### Supplied data
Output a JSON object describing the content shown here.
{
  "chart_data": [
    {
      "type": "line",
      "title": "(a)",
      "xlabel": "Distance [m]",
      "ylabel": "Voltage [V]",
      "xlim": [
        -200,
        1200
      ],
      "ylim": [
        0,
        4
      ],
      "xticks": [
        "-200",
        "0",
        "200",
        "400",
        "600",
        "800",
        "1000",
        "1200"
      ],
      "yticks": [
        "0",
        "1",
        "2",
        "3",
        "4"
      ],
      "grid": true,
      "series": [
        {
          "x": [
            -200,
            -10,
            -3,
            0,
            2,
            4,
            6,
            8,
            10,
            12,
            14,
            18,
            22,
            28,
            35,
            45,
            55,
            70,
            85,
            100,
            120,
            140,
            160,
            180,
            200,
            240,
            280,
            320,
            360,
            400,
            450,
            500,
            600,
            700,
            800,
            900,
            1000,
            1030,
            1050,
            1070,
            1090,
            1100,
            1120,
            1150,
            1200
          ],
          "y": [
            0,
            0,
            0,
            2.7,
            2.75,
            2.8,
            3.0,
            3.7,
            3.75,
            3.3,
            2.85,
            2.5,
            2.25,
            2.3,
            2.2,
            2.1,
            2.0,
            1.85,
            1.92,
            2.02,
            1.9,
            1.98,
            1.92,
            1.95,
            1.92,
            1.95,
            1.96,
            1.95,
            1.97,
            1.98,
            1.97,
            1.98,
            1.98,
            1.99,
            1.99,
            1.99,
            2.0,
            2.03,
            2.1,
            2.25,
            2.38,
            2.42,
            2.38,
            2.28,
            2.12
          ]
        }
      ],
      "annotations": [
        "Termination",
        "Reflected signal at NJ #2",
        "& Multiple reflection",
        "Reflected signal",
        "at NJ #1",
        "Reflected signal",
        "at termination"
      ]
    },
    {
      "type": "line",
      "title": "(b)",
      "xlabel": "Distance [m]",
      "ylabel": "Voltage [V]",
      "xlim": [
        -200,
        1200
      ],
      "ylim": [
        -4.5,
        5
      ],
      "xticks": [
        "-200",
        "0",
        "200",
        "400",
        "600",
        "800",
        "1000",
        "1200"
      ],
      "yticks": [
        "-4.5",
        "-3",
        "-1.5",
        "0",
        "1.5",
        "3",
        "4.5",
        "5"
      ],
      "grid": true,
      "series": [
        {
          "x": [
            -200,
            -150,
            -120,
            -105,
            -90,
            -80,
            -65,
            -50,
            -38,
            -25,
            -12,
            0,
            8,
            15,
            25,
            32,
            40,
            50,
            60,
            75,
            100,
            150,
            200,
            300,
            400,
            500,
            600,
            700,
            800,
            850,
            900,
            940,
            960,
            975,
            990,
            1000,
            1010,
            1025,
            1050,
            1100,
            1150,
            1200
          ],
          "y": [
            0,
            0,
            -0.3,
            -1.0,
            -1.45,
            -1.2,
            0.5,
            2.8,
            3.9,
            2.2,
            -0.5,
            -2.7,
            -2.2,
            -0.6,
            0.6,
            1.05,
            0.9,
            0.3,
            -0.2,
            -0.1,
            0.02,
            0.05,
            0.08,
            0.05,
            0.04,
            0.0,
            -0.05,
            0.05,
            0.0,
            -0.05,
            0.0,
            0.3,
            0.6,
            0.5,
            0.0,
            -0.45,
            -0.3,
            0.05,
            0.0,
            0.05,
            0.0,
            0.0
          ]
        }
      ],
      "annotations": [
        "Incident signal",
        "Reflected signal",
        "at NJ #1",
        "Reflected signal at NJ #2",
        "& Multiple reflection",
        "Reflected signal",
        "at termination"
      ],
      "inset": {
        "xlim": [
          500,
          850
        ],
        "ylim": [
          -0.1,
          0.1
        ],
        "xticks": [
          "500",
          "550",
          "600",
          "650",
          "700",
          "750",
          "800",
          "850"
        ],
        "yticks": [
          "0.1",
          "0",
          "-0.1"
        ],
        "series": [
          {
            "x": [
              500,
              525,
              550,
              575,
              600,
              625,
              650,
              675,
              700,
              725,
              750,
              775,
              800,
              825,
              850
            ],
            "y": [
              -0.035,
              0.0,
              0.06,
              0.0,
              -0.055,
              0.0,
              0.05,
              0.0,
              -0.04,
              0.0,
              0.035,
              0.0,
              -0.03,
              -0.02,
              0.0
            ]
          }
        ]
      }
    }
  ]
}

### Short task
Extract all of the data above and output it character for character.

### Full output
Output a JSON object describing the content shown here.
{
  "chart_data": [
    {
      "type": "line",
      "title": "(a)",
      "xlabel": "Distance [m]",
      "ylabel": "Voltage [V]",
      "xlim": [
        -200,
        1200
      ],
      "ylim": [
        0,
        4
      ],
      "xticks": [
        "-200",
        "0",
        "200",
        "400",
        "600",
        "800",
        "1000",
        "1200"
      ],
      "yticks": [
        "0",
        "1",
        "2",
        "3",
        "4"
      ],
      "grid": true,
      "series": [
        {
          "x": [
            -200,
            -10,
            -3,
            0,
            2,
            4,
            6,
            8,
            10,
            12,
            14,
            18,
            22,
            28,
            35,
            45,
            55,
            70,
            85,
            100,
            120,
            140,
            160,
            180,
            200,
            240,
            280,
            320,
            360,
            400,
            450,
            500,
            600,
            700,
            800,
            900,
            1000,
            1030,
            1050,
            1070,
            1090,
            1100,
            1120,
            1150,
            1200
          ],
          "y": [
            0,
            0,
            0,
            2.7,
            2.75,
            2.8,
            3.0,
            3.7,
            3.75,
            3.3,
            2.85,
            2.5,
            2.25,
            2.3,
            2.2,
            2.1,
            2.0,
            1.85,
            1.92,
            2.02,
            1.9,
            1.98,
            1.92,
            1.95,
            1.92,
            1.95,
            1.96,
            1.95,
            1.97,
            1.98,
            1.97,
            1.98,
            1.98,
            1.99,
            1.99,
            1.99,
            2.0,
            2.03,
            2.1,
            2.25,
            2.38,
            2.42,
            2.38,
            2.28,
            2.12
          ]
        }
      ],
      "annotations": [
        "Termination",
        "Reflected signal at NJ #2",
        "& Multiple reflection",
        "Reflected signal",
        "at NJ #1",
        "Reflected signal",
        "at termination"
      ]
    },
    {
      "type": "line",
      "title": "(b)",
      "xlabel": "Distance [m]",
      "ylabel": "Voltage [V]",
      "xlim": [
        -200,
        1200
      ],
      "ylim": [
        -4.5,
        5
      ],
      "xticks": [
        "-200",
        "0",
        "200",
        "400",
        "600",
        "800",
        "1000",
        "1200"
      ],
      "yticks": [
        "-4.5",
        "-3",
        "-1.5",
        "0",
        "1.5",
        "3",
        "4.5",
        "5"
      ],
      "grid": true,
      "series": [
        {
          "x": [
            -200,
            -150,
            -120,
            -105,
            -90,
            -80,
            -65,
            -50,
            -38,
            -25,
            -12,
            0,
            8,
            15,
            25,
            32,
            40,
            50,
            60,
            75,
            100,
            150,
            200,
            300,
            400,
            500,
            600,
            700,
            800,
            850,
            900,
            940,
            960,
            975,
            990,
            1000,
            1010,
            1025,
            1050,
            1100,
            1150,
            1200
          ],
          "y": [
            0,
            0,
            -0.3,
            -1.0,
            -1.45,
            -1.2,
            0.5,
            2.8,
            3.9,
            2.2,
            -0.5,
            -2.7,
            -2.2,
            -0.6,
            0.6,
            1.05,
            0.9,
            0.3,
            -0.2,
            -0.1,
            0.02,
            0.05,
            0.08,
            0.05,
            0.04,
            0.0,
            -0.05,
            0.05,
            0.0,
            -0.05,
            0.0,
            0.3,
            0.6,
            0.5,
            0.0,
            -0.45,
            -0.3,
            0.05,
            0.0,
            0.05,
            0.0,
            0.0
          ]
        }
      ],
      "annotations": [
        "Incident signal",
        "Reflected signal",
        "at NJ #1",
        "Reflected signal at NJ #2",
        "& Multiple reflection",
        "Reflected signal",
        "at termination"
      ],
      "inset": {
        "xlim": [
          500,
          850
        ],
        "ylim": [
          -0.1,
          0.1
        ],
        "xticks": [
          "500",
          "550",
          "600",
          "650",
          "700",
          "750",
          "800",
          "850"
        ],
        "yticks": [
          "0.1",
          "0",
          "-0.1"
        ],
        "series": [
          {
            "x": [
              500,
              525,
              550,
              575,
              600,
              625,
              650,
              675,
              700,
              725,
              750,
              775,
              800,
              825,
              850
            ],
            "y": [
              -0.035,
              0.0,
              0.06,
              0.0,
              -0.055,
              0.0,
              0.05,
              0.0,
              -0.04,
              0.0,
              0.035,
              0.0,
              -0.03,
              -0.02,
              0.0
            ]
          }
        ]
      }
    }
  ]
}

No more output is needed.